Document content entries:
* * * * *

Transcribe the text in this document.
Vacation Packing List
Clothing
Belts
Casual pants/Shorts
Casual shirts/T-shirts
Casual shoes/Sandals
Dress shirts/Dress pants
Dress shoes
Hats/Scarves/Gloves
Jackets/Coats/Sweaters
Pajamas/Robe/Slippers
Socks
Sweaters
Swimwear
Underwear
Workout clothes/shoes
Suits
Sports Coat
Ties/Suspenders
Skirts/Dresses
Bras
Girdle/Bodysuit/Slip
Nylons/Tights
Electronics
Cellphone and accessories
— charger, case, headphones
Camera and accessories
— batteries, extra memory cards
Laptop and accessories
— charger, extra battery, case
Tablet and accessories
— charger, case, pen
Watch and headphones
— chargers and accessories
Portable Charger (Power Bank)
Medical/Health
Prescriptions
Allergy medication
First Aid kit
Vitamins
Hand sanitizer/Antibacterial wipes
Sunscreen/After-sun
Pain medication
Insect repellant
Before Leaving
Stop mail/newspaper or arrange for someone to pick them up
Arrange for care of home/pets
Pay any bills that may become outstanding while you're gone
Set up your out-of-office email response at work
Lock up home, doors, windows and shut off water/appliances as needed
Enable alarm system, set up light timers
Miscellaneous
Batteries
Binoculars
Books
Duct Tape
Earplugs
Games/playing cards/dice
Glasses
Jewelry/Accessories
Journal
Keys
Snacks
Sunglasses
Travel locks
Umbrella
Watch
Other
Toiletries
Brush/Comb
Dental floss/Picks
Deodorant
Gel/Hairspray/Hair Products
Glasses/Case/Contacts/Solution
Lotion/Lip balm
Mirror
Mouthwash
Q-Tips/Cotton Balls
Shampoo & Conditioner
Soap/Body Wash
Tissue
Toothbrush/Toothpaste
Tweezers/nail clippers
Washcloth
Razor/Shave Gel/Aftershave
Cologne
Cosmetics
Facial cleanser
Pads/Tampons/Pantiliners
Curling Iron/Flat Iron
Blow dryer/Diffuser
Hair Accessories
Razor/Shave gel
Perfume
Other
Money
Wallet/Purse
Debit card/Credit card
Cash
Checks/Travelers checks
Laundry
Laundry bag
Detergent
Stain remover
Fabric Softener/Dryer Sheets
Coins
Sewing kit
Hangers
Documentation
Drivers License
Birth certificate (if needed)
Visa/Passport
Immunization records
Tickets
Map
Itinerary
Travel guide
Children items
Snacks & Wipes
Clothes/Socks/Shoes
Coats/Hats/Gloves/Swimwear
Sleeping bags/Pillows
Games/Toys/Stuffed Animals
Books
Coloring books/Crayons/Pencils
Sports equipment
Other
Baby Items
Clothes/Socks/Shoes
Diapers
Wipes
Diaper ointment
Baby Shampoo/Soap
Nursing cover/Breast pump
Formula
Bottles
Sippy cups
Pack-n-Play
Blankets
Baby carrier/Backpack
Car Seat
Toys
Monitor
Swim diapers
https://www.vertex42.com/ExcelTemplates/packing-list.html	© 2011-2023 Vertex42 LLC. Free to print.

* * * * *

### What you need to do
Once you have read the entries, repeat them all exactly.

### Task solution
Transcribe the text in this document.
Vacation Packing List
Clothing
Belts
Casual pants/Shorts
Casual shirts/T-shirts
Casual shoes/Sandals
Dress shirts/Dress pants
Dress shoes
Hats/Scarves/Gloves
Jackets/Coats/Sweaters
Pajamas/Robe/Slippers
Socks
Sweaters
Swimwear
Underwear
Workout clothes/shoes
Suits
Sports Coat
Ties/Suspenders
Skirts/Dresses
Bras
Girdle/Bodysuit/Slip
Nylons/Tights
Electronics
Cellphone and accessories
— charger, case, headphones
Camera and accessories
— batteries, extra memory cards
Laptop and accessories
— charger, extra battery, case
Tablet and accessories
— charger, case, pen
Watch and headphones
— chargers and accessories
Portable Charger (Power Bank)
Medical/Health
Prescriptions
Allergy medication
First Aid kit
Vitamins
Hand sanitizer/Antibacterial wipes
Sunscreen/After-sun
Pain medication
Insect repellant
Before Leaving
Stop mail/newspaper or arrange for someone to pick them up
Arrange for care of home/pets
Pay any bills that may become outstanding while you're gone
Set up your out-of-office email response at work
Lock up home, doors, windows and shut off water/appliances as needed
Enable alarm system, set up light timers
Miscellaneous
Batteries
Binoculars
Books
Duct Tape
Earplugs
Games/playing cards/dice
Glasses
Jewelry/Accessories
Journal
Keys
Snacks
Sunglasses
Travel locks
Umbrella
Watch
Other
Toiletries
Brush/Comb
Dental floss/Picks
Deodorant
Gel/Hairspray/Hair Products
Glasses/Case/Contacts/Solution
Lotion/Lip balm
Mirror
Mouthwash
Q-Tips/Cotton Balls
Shampoo & Conditioner
Soap/Body Wash
Tissue
Toothbrush/Toothpaste
Tweezers/nail clippers
Washcloth
Razor/Shave Gel/Aftershave
Cologne
Cosmetics
Facial cleanser
Pads/Tampons/Pantiliners
Curling Iron/Flat Iron
Blow dryer/Diffuser
Hair Accessories
Razor/Shave gel
Perfume
Other
Money
Wallet/Purse
Debit card/Credit card
Cash
Checks/Travelers checks
Laundry
Laundry bag
Detergent
Stain remover
Fabric Softener/Dryer Sheets
Coins
Sewing kit
Hangers
Documentation
Drivers License
Birth certificate (if needed)
Visa/Passport
Immunization records
Tickets
Map
Itinerary
Travel guide
Children items
Snacks & Wipes
Clothes/Socks/Shoes
Coats/Hats/Gloves/Swimwear
Sleeping bags/Pillows
Games/Toys/Stuffed Animals
Books
Coloring books/Crayons/Pencils
Sports equipment
Other
Baby Items
Clothes/Socks/Shoes
Diapers
Wipes
Diaper ointment
Baby Shampoo/Soap
Nursing cover/Breast pump
Formula
Bottles
Sippy cups
Pack-n-Play
Blankets
Baby carrier/Backpack
Car Seat
Toys
Monitor
Swim diapers
https://www.vertex42.com/ExcelTemplates/packing-list.html	© 2011-2023 Vertex42 LLC. Free to print.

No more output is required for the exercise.